[Data entries]
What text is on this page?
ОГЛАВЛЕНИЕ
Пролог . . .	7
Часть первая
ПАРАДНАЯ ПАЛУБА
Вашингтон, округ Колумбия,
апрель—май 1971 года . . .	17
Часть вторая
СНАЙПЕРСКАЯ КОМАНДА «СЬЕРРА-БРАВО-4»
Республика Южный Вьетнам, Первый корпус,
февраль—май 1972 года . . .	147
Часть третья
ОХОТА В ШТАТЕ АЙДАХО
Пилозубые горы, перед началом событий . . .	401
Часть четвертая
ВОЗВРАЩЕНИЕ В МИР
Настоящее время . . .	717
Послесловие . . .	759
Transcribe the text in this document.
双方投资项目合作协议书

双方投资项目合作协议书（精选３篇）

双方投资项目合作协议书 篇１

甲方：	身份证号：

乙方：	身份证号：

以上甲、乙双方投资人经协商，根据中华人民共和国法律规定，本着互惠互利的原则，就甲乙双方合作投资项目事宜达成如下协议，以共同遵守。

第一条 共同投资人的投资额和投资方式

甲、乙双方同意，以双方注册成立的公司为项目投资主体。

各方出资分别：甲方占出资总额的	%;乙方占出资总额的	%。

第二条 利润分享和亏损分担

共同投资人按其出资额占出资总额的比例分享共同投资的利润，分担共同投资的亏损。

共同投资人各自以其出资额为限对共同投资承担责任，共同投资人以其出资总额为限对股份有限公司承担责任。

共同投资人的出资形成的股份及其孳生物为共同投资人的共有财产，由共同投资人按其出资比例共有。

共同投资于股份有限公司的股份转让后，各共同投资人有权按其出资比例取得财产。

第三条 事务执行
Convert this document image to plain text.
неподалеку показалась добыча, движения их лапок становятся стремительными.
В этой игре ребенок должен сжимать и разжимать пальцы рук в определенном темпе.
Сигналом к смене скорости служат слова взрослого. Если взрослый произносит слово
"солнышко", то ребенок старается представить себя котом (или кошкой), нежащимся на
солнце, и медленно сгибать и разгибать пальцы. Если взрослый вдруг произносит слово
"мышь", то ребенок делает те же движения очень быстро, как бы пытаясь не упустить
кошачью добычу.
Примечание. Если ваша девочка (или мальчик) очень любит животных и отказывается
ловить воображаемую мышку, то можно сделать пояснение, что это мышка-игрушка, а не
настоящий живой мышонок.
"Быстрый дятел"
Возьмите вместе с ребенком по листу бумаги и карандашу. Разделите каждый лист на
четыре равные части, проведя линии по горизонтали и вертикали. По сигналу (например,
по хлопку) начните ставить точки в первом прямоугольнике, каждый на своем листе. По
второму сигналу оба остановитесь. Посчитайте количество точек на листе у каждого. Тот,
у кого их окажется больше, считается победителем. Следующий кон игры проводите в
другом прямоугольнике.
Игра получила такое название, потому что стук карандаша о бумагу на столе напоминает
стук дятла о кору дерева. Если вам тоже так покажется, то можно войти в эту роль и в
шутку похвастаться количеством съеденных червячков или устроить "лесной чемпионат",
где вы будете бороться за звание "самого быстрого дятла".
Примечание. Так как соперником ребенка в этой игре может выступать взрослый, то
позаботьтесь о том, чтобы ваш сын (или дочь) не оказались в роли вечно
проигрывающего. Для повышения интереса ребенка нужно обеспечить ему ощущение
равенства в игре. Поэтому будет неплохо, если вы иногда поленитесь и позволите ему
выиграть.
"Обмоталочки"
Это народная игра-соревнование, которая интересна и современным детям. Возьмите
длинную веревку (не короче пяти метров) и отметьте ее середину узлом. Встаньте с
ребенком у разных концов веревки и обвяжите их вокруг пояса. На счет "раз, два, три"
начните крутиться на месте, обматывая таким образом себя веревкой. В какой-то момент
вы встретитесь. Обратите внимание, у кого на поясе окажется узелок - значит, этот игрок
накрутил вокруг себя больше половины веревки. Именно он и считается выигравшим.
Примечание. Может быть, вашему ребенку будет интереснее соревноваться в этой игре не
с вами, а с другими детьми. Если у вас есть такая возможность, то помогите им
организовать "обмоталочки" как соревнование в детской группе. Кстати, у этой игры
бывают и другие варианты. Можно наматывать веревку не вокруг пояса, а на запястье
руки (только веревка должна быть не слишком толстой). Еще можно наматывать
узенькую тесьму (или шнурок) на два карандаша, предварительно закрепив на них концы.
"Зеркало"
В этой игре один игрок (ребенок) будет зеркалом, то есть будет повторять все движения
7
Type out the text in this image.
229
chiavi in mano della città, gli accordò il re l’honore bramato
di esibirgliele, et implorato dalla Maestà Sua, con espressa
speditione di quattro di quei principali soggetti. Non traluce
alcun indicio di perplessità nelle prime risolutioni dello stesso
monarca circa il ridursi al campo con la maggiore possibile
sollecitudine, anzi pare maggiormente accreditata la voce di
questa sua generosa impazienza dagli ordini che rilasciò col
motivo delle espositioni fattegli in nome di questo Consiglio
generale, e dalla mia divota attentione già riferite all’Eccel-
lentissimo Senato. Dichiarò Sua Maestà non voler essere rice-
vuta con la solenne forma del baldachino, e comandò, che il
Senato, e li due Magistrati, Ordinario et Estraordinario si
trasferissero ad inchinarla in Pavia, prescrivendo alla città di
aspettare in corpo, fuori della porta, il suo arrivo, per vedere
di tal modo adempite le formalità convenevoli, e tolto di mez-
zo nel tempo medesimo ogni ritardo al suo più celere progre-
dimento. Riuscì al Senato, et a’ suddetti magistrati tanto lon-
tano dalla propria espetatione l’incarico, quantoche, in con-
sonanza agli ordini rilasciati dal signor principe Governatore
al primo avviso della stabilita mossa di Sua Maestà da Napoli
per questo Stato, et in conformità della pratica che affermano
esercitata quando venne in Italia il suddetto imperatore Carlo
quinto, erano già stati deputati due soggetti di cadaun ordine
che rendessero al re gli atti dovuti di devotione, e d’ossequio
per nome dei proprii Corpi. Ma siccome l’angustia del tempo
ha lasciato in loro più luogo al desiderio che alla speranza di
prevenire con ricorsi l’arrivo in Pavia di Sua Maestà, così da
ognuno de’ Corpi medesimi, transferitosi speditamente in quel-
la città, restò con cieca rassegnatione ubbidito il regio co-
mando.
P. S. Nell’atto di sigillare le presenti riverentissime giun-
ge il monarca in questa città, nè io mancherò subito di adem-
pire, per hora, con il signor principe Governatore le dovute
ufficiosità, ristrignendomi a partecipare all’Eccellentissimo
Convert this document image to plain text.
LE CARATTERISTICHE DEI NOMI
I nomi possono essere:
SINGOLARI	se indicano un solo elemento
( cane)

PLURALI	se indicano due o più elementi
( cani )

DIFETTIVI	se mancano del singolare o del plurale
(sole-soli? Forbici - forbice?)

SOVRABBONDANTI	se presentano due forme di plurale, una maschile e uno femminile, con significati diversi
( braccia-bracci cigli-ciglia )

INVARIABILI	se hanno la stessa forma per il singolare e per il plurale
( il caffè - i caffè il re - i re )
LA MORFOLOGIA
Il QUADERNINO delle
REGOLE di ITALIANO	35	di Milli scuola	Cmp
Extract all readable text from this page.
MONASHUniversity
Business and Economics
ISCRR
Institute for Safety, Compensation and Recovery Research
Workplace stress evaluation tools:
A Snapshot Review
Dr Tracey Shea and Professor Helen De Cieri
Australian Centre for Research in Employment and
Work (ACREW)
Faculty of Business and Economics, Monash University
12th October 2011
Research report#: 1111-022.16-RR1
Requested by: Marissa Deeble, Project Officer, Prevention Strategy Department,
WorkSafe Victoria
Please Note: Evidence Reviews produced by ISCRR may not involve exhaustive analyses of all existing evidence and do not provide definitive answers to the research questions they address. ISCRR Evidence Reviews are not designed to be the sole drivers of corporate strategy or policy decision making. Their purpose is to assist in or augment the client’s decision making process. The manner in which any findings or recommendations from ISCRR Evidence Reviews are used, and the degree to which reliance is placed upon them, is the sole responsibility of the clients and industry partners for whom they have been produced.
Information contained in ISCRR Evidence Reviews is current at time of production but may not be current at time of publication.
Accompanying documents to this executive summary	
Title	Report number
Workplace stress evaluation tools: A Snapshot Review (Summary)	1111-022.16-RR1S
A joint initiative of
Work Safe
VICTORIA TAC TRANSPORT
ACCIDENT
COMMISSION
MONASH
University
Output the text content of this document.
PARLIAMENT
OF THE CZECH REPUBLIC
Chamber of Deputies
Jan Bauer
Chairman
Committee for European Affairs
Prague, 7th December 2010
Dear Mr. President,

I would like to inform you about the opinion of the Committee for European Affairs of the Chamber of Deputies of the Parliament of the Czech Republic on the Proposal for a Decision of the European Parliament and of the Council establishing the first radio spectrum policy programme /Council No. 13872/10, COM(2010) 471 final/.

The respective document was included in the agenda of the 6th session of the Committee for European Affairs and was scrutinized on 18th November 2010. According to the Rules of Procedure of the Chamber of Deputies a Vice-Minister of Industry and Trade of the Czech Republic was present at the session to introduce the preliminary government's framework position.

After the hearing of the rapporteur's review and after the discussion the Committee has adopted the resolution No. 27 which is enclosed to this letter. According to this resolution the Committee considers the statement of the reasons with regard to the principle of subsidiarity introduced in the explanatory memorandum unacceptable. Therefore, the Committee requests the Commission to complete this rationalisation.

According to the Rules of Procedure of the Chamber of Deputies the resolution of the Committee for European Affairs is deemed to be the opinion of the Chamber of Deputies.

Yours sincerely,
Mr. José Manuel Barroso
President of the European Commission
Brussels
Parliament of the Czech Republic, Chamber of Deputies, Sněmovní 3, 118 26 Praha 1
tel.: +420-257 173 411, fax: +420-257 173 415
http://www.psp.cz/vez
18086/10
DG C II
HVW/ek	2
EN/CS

Problem requirements: Copy out each line of the data containing the string "больше".

Correct result:
у кого их окажется больше, считается победителем. Следующий кон игры проводите в
накрутил вокруг себя больше половины веревки. Именно он и считается выигравшим.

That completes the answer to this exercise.